═════ Exercise material ═════
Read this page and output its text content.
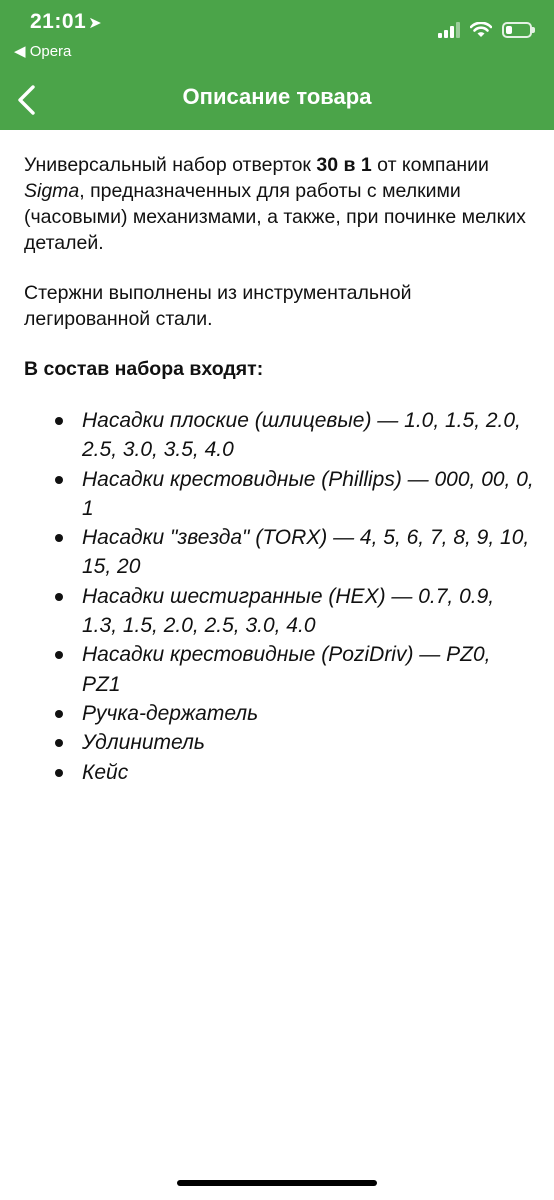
21:01 ➤
◀ Opera
Описание товара

Универсальный набор отверток 30 в 1 от компании Sigma, предназначенных для работы с мелкими (часовыми) механизмами, а также, при починке мелких деталей.

Стержни выполнены из инструментальной легированной стали.

В состав набора входят:

Насадки плоские (шлицевые) — 1.0, 1.5, 2.0, 2.5, 3.0, 3.5, 4.0
Насадки крестовидные (Phillips) — 000, 00, 0, 1
Насадки "звезда" (TORX) — 4, 5, 6, 7, 8, 9, 10, 15, 20
Насадки шестигранные (HEX) — 0.7, 0.9, 1.3, 1.5, 2.0, 2.5, 3.0, 4.0
Насадки крестовидные (PoziDriv) — PZ0, PZ1
Ручка-держатель
Удлинитель
Кейс
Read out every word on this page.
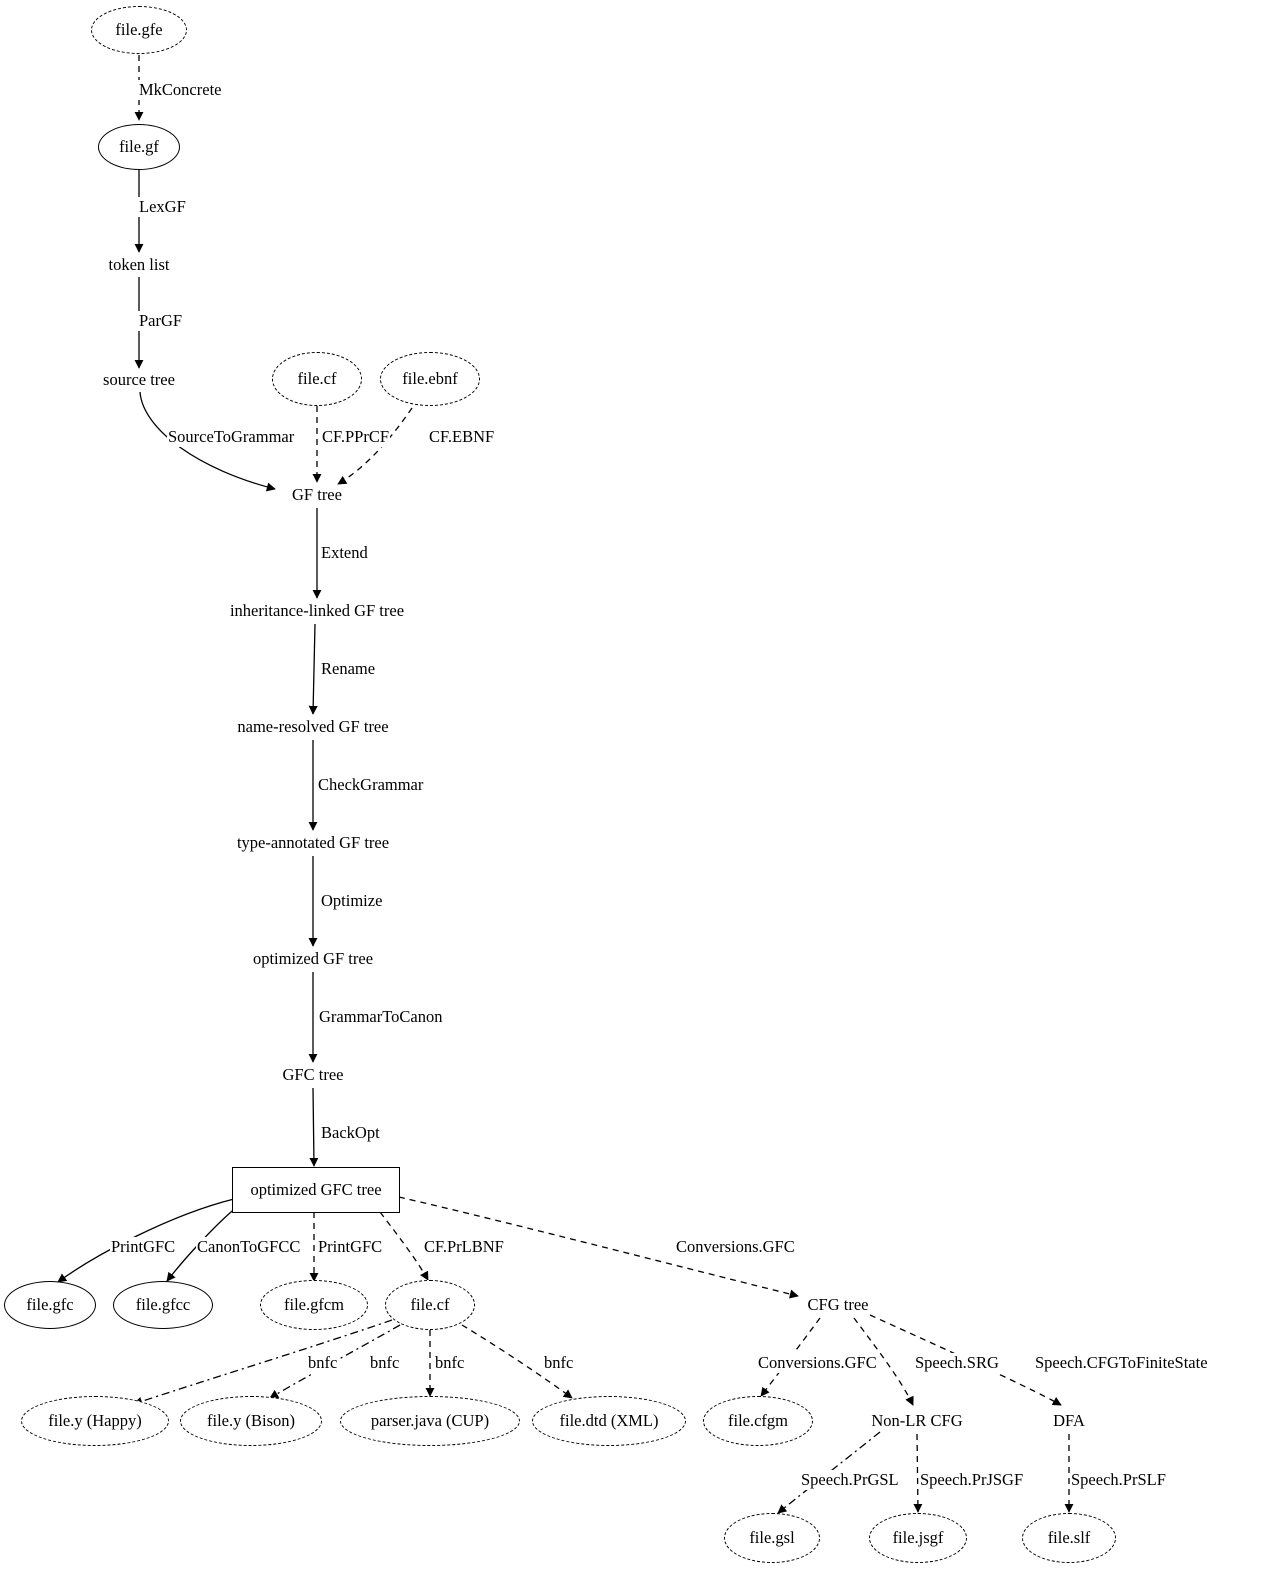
file.gfe
file.gf
token list
source tree	file.cf	file.ebnf
GF tree
inheritance-linked GF tree
name-resolved GF tree
type-annotated GF tree
optimized GF tree
GFC tree
optimized GFC tree
file.gfc	file.gfcc	file.gfcm	file.cf	CFG tree
file.y (Happy)	file.y (Bison)	parser.java (CUP)	file.dtd (XML)	file.cfgm	Non-LR CFG	DFA
file.gsl	file.jsgf	file.slf
MkConcrete
LexGF
ParGF
SourceToGrammar CF.PPrCF CF.EBNF
Extend
Rename
CheckGrammar
Optimize
GrammarToCanon
BackOpt
PrintGFC CanonToGFCC PrintGFC	CF.PrLBNF	Conversions.GFC
bnfc bnfc bnfc	bnfc	Conversions.GFC Speech.SRG Speech.CFGToFiniteState
Speech.PrGSL Speech.PrJSGF	Speech.PrSLF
═════
_Exercise aim_
With the pictures left out, please output each line from the one containing "Read out every word on this page." through the end of the entries, exactly as it is.

_Solved problem_
Read out every word on this page.
file.gfe
file.gf
token list
source tree	file.cf	file.ebnf
GF tree
inheritance-linked GF tree
name-resolved GF tree
type-annotated GF tree
optimized GF tree
GFC tree
optimized GFC tree
file.gfc	file.gfcc	file.gfcm	file.cf	CFG tree
file.y (Happy)	file.y (Bison)	parser.java (CUP)	file.dtd (XML)	file.cfgm	Non-LR CFG	DFA
file.gsl	file.jsgf	file.slf
MkConcrete
LexGF
ParGF
SourceToGrammar CF.PPrCF CF.EBNF
Extend
Rename
CheckGrammar
Optimize
GrammarToCanon
BackOpt
PrintGFC CanonToGFCC PrintGFC	CF.PrLBNF	Conversions.GFC
bnfc bnfc bnfc	bnfc	Conversions.GFC Speech.SRG Speech.CFGToFiniteState
Speech.PrGSL Speech.PrJSGF	Speech.PrSLF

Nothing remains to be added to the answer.